Dataset items:

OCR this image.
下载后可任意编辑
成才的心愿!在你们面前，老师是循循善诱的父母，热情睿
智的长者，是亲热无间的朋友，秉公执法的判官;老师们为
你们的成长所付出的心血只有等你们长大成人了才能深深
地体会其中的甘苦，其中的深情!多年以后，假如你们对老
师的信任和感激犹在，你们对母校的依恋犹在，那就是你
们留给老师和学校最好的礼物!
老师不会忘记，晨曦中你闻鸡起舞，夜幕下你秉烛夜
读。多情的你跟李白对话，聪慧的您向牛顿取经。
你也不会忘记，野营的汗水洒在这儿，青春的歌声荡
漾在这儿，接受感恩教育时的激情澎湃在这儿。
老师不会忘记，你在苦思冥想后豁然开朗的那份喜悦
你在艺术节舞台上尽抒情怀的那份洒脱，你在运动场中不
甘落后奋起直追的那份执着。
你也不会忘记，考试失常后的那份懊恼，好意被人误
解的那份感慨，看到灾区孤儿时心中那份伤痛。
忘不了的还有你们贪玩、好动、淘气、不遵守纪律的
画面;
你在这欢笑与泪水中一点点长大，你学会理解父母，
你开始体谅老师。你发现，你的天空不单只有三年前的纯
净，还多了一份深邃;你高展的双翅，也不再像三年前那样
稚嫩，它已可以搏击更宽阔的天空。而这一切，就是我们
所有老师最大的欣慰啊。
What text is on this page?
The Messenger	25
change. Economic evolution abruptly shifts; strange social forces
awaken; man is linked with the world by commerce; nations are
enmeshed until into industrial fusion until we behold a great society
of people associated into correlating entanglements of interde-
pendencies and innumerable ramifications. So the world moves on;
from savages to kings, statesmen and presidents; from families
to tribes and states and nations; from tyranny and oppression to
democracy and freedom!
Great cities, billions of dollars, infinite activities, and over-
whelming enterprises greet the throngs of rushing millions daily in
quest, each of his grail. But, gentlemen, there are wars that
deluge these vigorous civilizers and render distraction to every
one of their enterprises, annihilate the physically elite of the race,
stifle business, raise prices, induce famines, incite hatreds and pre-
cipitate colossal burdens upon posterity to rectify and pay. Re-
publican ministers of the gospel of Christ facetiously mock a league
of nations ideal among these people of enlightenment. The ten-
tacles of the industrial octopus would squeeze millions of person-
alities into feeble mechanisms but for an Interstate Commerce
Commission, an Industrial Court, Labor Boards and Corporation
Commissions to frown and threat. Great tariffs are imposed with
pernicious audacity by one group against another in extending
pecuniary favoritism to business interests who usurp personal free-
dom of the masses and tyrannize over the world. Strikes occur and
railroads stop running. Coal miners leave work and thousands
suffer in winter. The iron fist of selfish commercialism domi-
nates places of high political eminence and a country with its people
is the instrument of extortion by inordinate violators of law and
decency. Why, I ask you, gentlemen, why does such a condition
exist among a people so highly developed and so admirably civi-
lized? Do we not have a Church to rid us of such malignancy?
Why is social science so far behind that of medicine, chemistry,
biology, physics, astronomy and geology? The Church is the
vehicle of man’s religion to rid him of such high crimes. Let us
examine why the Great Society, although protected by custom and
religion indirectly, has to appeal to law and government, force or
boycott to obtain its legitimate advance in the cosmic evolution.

• [Task objective] Gather from the records above every line containing the string "such".

• [Output for this task]
decency. Why, I ask you, gentlemen, why does such a condition
lized? Do we not have a Church to rid us of such malignancy?
vehicle of man’s religion to rid him of such high crimes. Let us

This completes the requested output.